**The exercise**
Transcribe the entries below exactly; leave every image out.

**Provided records**
====

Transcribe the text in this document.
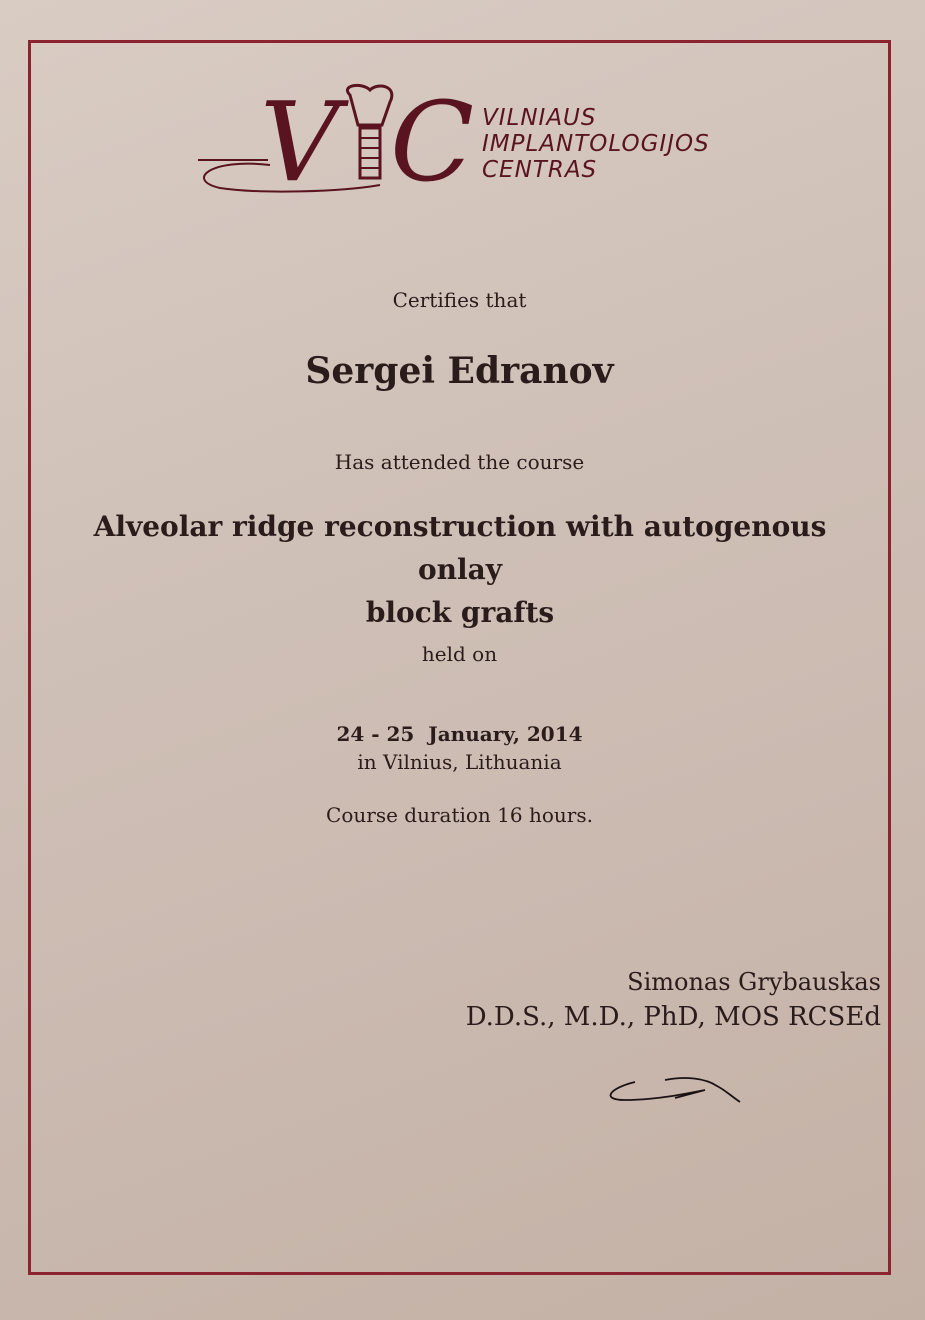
V C VILNIAUS
IMPLANTOLOGIJOS
CENTRAS
Certifies that
Sergei Edranov
Has attended the course
Alveolar ridge reconstruction with autogenous onlay
block grafts
held on
24 - 25  January, 2014
in Vilnius, Lithuania
Course duration 16 hours.
Simonas Grybauskas
D.D.S., M.D., PhD, MOS RCSEd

====

**Reply to the exercise**
Transcribe the text in this document.
V C VILNIAUS
IMPLANTOLOGIJOS
CENTRAS
Certifies that
Sergei Edranov
Has attended the course
Alveolar ridge reconstruction with autogenous onlay
block grafts
held on
24 - 25  January, 2014
in Vilnius, Lithuania
Course duration 16 hours.
Simonas Grybauskas
D.D.S., M.D., PhD, MOS RCSEd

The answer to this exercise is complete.